INPUT DATA:
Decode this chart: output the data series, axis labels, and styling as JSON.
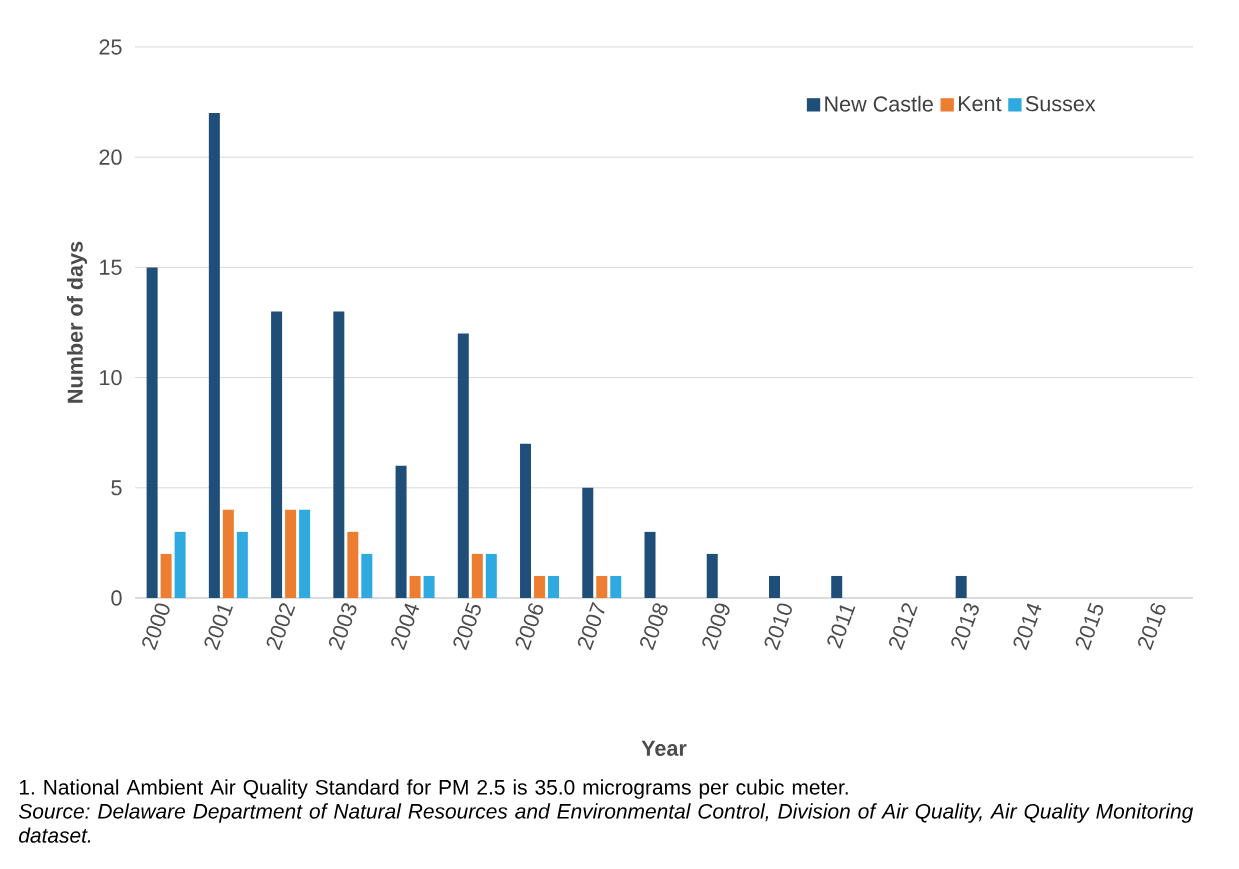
{
  "chart_data": {
    "type": "bar",
    "xlabel": "Year",
    "ylabel": "Number of days",
    "categories": [
      "2000",
      "2001",
      "2002",
      "2003",
      "2004",
      "2005",
      "2006",
      "2007",
      "2008",
      "2009",
      "2010",
      "2011",
      "2012",
      "2013",
      "2014",
      "2015",
      "2016"
    ],
    "series": [
      {
        "name": "New Castle",
        "color": "#1f4e79",
        "values": [
          15,
          22,
          13,
          13,
          6,
          12,
          7,
          5,
          3,
          2,
          1,
          1,
          0,
          1,
          0,
          0,
          0
        ]
      },
      {
        "name": "Kent",
        "color": "#ed7d31",
        "values": [
          2,
          4,
          4,
          3,
          1,
          2,
          1,
          1,
          0,
          0,
          0,
          0,
          0,
          0,
          0,
          0,
          0
        ]
      },
      {
        "name": "Sussex",
        "color": "#2eaae1",
        "values": [
          3,
          3,
          4,
          2,
          1,
          2,
          1,
          1,
          0,
          0,
          0,
          0,
          0,
          0,
          0,
          0,
          0
        ]
      }
    ],
    "ylim": [
      0,
      25
    ],
    "yticks": [
      0,
      5,
      10,
      15,
      20,
      25
    ],
    "grid": "y",
    "legend": "top right",
    "annotations": [
      "1. National Ambient Air Quality Standard for PM 2.5 is 35.0 micrograms per cubic meter.",
      "Source: Delaware Department of Natural Resources and Environmental Control, Division of Air Quality, Air Quality Monitoring dataset."
    ]
  }
}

STATED EXERCISE: Each record above should come back exactly the same, only without its pictures.

RESPONSE TO THIS TASK:
Decode this chart: output the data series, axis labels, and styling as JSON.
{
  "chart_data": {
    "type": "bar",
    "xlabel": "Year",
    "ylabel": "Number of days",
    "categories": [
      "2000",
      "2001",
      "2002",
      "2003",
      "2004",
      "2005",
      "2006",
      "2007",
      "2008",
      "2009",
      "2010",
      "2011",
      "2012",
      "2013",
      "2014",
      "2015",
      "2016"
    ],
    "series": [
      {
        "name": "New Castle",
        "color": "#1f4e79",
        "values": [
          15,
          22,
          13,
          13,
          6,
          12,
          7,
          5,
          3,
          2,
          1,
          1,
          0,
          1,
          0,
          0,
          0
        ]
      },
      {
        "name": "Kent",
        "color": "#ed7d31",
        "values": [
          2,
          4,
          4,
          3,
          1,
          2,
          1,
          1,
          0,
          0,
          0,
          0,
          0,
          0,
          0,
          0,
          0
        ]
      },
      {
        "name": "Sussex",
        "color": "#2eaae1",
        "values": [
          3,
          3,
          4,
          2,
          1,
          2,
          1,
          1,
          0,
          0,
          0,
          0,
          0,
          0,
          0,
          0,
          0
        ]
      }
    ],
    "ylim": [
      0,
      25
    ],
    "yticks": [
      0,
      5,
      10,
      15,
      20,
      25
    ],
    "grid": "y",
    "legend": "top right",
    "annotations": [
      "1. National Ambient Air Quality Standard for PM 2.5 is 35.0 micrograms per cubic meter.",
      "Source: Delaware Department of Natural Resources and Environmental Control, Division of Air Quality, Air Quality Monitoring dataset."
    ]
  }
}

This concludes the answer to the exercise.